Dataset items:
- - -

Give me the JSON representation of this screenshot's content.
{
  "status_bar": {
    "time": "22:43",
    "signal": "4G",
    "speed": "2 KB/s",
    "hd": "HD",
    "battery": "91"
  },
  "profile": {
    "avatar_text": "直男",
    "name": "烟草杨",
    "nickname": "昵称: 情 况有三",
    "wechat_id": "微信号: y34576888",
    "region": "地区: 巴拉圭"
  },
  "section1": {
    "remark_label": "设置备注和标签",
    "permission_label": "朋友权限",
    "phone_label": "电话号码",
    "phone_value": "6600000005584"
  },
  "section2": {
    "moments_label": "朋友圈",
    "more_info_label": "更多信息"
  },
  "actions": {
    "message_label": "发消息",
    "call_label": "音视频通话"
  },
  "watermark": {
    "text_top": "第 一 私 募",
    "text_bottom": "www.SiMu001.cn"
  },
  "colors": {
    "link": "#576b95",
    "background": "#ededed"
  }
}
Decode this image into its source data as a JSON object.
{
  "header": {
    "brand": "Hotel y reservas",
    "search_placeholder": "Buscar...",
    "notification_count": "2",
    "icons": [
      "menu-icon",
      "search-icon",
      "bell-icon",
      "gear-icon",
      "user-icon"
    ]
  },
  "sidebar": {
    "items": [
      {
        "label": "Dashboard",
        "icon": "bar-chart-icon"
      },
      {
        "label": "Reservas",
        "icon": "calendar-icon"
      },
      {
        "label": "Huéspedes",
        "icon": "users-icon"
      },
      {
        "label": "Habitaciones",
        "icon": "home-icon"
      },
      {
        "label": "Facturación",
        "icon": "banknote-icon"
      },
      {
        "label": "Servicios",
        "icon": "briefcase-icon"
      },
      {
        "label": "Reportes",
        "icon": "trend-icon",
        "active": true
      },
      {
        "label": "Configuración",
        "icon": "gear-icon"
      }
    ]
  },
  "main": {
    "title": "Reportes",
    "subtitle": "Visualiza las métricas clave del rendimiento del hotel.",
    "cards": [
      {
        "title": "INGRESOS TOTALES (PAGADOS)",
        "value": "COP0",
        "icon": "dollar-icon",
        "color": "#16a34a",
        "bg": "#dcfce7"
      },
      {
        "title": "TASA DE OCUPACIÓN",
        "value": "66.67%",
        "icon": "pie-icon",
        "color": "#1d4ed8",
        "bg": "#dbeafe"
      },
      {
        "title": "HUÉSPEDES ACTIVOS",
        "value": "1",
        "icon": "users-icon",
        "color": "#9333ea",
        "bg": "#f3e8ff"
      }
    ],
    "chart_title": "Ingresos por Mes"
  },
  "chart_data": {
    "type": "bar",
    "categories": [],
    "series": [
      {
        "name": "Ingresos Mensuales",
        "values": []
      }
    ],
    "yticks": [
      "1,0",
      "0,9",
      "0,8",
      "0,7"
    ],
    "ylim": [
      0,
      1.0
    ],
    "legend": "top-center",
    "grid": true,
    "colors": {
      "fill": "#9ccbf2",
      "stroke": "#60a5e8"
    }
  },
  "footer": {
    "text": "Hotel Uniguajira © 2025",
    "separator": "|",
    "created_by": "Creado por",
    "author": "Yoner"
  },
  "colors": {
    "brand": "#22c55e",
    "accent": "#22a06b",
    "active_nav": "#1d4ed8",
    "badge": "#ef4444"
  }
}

- - -

WORK TO DO: Report each line in the preceding entries that holds the string "JSON".

COMPLETE RESPONSE:
Give me the JSON representation of this screenshot's content.
Decode this image into its source data as a JSON object.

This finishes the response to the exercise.